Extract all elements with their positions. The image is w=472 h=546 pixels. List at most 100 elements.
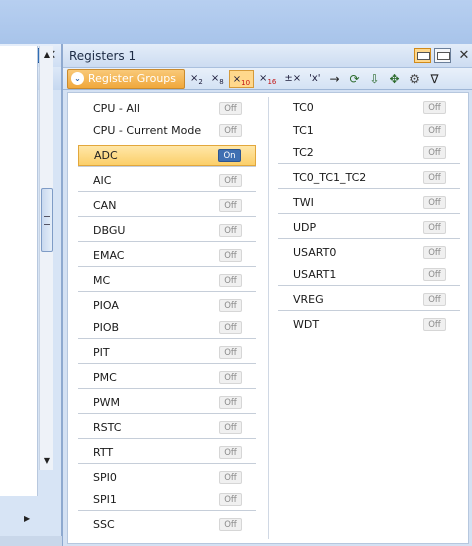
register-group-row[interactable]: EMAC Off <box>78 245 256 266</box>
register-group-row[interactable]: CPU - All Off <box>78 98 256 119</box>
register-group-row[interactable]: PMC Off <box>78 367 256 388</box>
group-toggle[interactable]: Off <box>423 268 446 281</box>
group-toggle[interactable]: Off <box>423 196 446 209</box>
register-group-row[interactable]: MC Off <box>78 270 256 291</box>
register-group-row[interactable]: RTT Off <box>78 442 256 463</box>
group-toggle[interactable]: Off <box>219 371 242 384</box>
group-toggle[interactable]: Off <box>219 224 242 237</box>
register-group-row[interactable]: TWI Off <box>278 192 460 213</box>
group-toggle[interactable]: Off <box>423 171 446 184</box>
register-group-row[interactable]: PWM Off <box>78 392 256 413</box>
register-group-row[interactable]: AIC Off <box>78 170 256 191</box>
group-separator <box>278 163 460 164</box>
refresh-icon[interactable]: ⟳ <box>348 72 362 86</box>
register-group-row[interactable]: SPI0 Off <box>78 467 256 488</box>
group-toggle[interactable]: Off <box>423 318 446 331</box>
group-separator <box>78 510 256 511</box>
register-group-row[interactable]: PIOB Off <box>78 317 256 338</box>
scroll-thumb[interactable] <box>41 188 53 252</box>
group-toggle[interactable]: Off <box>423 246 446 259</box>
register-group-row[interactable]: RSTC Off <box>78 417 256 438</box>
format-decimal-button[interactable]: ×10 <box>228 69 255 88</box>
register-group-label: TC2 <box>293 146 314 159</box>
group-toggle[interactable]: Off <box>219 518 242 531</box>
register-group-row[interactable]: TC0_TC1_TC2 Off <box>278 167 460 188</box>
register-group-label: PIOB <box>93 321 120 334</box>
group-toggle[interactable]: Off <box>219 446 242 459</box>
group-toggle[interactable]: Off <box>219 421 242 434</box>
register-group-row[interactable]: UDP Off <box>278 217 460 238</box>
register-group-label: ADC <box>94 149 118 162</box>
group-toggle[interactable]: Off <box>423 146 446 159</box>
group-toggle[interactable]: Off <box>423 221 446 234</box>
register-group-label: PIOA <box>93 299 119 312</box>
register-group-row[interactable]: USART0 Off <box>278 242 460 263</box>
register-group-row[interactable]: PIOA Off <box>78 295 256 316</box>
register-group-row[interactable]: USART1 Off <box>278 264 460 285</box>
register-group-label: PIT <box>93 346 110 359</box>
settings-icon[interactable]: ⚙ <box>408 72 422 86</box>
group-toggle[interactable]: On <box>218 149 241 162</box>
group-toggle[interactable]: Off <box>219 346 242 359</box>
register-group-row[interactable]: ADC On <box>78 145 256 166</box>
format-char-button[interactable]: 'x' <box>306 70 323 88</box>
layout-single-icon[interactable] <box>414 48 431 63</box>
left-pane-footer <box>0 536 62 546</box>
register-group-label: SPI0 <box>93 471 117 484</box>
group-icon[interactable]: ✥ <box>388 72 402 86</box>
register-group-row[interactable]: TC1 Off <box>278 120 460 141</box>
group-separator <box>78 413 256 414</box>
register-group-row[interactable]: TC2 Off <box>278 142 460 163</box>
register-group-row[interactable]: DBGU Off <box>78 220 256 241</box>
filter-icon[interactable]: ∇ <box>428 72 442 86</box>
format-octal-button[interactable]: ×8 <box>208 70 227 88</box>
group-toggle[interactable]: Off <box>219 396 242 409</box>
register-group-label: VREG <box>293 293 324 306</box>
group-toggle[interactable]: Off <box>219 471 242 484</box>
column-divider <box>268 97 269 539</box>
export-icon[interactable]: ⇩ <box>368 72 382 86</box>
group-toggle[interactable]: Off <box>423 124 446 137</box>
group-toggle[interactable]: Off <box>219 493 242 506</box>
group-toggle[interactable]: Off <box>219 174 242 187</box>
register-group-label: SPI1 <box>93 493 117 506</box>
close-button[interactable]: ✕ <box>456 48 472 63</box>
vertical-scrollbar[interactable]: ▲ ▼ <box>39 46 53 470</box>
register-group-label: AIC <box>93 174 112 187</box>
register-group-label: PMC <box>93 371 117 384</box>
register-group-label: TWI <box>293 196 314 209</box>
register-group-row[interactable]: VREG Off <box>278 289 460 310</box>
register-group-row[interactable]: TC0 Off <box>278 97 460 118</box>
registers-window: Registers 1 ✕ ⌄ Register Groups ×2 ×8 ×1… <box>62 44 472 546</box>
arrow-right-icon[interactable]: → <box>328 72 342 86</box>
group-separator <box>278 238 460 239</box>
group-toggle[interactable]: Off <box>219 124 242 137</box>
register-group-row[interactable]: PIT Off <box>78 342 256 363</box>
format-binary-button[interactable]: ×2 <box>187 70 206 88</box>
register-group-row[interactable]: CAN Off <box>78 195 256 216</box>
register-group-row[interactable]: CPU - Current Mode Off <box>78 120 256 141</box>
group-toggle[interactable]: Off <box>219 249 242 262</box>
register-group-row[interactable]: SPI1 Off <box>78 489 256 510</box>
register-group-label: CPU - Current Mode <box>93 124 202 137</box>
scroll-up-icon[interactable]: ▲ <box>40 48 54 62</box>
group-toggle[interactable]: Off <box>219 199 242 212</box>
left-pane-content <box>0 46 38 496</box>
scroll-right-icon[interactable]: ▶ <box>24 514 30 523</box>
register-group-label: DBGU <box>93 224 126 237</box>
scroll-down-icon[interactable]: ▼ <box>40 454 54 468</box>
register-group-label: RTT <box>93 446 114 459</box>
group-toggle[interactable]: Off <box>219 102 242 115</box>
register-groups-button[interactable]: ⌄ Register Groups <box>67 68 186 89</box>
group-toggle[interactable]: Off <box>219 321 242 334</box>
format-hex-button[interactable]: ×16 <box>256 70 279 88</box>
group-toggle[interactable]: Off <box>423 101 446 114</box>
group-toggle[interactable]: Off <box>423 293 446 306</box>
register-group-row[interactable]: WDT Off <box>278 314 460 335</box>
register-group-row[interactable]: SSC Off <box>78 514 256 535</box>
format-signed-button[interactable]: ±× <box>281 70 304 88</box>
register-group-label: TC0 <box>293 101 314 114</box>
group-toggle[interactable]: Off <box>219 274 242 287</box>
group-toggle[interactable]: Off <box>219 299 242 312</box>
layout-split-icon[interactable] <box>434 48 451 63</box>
******
**Stated goal**
Convert the items starting at the line containing "register-group-row[interactable]: EMAC Off" and ending at the line containing "register-group-row[interactable]: MC Off", both included, into a JSON list of strings with one string per line. Leave out any blank lines.

**Task solution**
[
  "register-group-row[interactable]: EMAC Off <box>78 245 256 266</box>",
  "register-group-row[interactable]: CPU - All Off <box>78 98 256 119</box>",
  "register-group-row[interactable]: PMC Off <box>78 367 256 388</box>",
  "group-toggle[interactable]: Off <box>423 268 446 281</box>",
  "group-toggle[interactable]: Off <box>423 196 446 209</box>",
  "register-group-row[interactable]: MC Off <box>78 270 256 291</box>"
]